## Goal
Lift out each line of the data that holds "this".

— BEGIN Provided data —

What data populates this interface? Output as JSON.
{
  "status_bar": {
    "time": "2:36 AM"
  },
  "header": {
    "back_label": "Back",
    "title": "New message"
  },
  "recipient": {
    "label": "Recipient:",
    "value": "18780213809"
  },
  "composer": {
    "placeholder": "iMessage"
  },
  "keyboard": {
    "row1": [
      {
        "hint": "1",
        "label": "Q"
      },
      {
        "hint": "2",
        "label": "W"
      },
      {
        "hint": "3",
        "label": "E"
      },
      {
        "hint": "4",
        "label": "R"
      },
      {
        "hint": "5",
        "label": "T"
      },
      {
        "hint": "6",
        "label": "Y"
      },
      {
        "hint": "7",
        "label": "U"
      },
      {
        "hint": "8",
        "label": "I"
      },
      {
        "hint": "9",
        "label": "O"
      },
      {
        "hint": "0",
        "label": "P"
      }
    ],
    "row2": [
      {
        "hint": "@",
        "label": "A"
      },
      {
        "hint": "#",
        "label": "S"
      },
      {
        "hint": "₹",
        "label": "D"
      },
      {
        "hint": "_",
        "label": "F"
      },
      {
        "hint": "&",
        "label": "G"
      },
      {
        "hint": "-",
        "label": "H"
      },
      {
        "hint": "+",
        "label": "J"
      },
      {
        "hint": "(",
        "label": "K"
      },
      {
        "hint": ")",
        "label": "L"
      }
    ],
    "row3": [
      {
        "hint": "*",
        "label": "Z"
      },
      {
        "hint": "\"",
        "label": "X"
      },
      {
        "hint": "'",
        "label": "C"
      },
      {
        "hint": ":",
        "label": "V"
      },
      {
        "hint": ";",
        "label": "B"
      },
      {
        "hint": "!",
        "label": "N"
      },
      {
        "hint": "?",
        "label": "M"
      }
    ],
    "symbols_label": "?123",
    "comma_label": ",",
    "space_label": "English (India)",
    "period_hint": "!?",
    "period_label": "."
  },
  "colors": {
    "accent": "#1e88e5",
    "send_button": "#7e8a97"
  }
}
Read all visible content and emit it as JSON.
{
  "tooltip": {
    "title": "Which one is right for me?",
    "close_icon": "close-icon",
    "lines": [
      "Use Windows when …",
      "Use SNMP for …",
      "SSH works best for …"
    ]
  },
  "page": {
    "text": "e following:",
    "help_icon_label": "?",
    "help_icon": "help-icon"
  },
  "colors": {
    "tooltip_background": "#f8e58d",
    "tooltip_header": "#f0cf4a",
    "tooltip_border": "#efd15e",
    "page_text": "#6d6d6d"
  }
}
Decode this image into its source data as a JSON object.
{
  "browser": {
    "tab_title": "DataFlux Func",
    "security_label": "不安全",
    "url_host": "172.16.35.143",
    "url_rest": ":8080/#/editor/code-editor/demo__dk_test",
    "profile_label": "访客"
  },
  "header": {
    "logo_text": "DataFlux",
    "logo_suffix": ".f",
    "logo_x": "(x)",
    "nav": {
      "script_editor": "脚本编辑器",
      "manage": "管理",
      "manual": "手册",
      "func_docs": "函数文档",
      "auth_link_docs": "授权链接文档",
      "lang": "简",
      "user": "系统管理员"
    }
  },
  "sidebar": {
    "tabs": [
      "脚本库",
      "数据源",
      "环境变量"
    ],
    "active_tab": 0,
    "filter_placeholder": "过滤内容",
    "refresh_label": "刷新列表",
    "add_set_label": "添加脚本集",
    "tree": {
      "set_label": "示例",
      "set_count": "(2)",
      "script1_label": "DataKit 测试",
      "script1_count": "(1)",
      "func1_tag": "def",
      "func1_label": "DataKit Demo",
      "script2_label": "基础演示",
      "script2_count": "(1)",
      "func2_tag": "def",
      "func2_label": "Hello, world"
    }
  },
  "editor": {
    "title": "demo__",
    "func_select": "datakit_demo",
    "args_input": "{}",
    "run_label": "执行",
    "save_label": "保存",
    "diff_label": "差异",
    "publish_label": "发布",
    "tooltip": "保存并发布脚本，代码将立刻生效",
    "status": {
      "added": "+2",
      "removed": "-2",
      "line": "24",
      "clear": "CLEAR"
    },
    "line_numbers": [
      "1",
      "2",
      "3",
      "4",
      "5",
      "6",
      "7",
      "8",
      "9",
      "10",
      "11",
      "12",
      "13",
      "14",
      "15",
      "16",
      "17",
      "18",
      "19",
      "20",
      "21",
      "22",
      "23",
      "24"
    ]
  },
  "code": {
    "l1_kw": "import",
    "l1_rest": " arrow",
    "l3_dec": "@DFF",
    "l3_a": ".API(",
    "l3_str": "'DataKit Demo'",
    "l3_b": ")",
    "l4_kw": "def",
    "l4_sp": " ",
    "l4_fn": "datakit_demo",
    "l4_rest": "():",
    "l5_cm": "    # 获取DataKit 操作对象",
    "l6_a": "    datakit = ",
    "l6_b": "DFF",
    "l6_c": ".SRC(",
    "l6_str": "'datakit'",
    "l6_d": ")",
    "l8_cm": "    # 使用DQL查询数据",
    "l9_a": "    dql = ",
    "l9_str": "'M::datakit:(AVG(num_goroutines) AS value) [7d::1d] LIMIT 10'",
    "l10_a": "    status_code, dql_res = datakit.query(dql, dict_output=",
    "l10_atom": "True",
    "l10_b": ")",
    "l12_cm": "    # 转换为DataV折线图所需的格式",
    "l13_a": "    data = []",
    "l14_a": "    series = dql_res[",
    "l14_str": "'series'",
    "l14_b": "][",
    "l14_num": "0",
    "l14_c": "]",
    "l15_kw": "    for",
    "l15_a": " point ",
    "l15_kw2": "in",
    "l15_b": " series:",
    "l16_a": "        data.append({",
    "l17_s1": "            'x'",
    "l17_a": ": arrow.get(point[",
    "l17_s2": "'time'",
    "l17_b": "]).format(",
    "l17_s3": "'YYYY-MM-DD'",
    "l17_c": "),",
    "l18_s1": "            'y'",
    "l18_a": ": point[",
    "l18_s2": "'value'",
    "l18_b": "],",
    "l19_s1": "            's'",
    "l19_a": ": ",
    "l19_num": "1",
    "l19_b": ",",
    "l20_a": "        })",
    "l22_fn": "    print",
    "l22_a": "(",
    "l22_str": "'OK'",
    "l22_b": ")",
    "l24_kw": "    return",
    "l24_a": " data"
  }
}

— END Provided data —

## Reply to the task
What data populates this interface? Output as JSON.
Decode this image into its source data as a JSON object.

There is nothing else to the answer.